WHAT THE EXERCISE ASKS: Make an exact copy of the data below, leaving out every picture.

RECORD EXCERPTS:
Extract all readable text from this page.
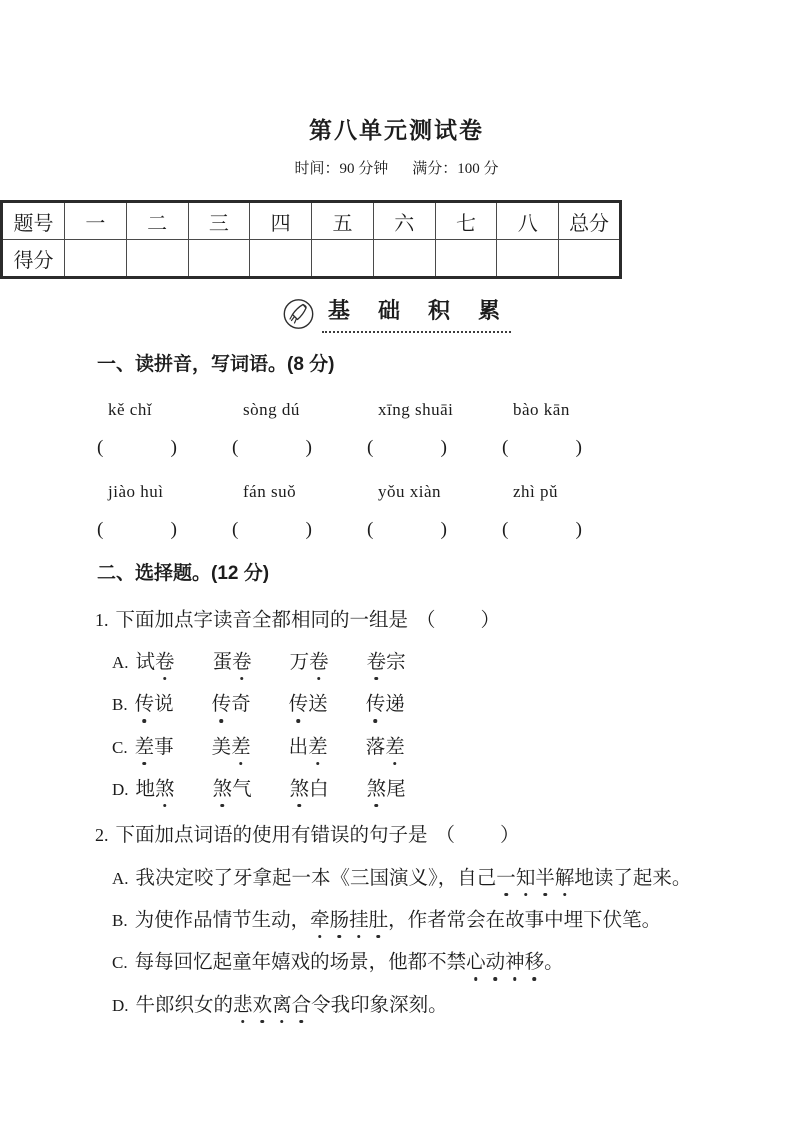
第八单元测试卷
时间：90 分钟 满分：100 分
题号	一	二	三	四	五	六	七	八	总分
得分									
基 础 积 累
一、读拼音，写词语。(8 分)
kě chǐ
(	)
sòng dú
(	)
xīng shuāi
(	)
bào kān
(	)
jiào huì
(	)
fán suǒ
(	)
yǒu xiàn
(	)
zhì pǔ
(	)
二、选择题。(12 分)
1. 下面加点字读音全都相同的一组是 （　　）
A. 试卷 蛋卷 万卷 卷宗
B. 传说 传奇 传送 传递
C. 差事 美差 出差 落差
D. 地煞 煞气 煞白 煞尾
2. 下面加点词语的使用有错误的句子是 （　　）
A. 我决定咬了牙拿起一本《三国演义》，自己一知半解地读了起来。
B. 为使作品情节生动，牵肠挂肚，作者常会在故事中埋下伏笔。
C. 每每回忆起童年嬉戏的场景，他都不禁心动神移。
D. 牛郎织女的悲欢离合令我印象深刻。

CORRECT RESULT:
Extract all readable text from this page.
第八单元测试卷
时间：90 分钟 满分：100 分
题号	一	二	三	四	五	六	七	八	总分
得分									
基 础 积 累
一、读拼音，写词语。(8 分)
kě chǐ
(	)
sòng dú
(	)
xīng shuāi
(	)
bào kān
(	)
jiào huì
(	)
fán suǒ
(	)
yǒu xiàn
(	)
zhì pǔ
(	)
二、选择题。(12 分)
1. 下面加点字读音全都相同的一组是 （　　）
A. 试卷 蛋卷 万卷 卷宗
B. 传说 传奇 传送 传递
C. 差事 美差 出差 落差
D. 地煞 煞气 煞白 煞尾
2. 下面加点词语的使用有错误的句子是 （　　）
A. 我决定咬了牙拿起一本《三国演义》，自己一知半解地读了起来。
B. 为使作品情节生动，牵肠挂肚，作者常会在故事中埋下伏笔。
C. 每每回忆起童年嬉戏的场景，他都不禁心动神移。
D. 牛郎织女的悲欢离合令我印象深刻。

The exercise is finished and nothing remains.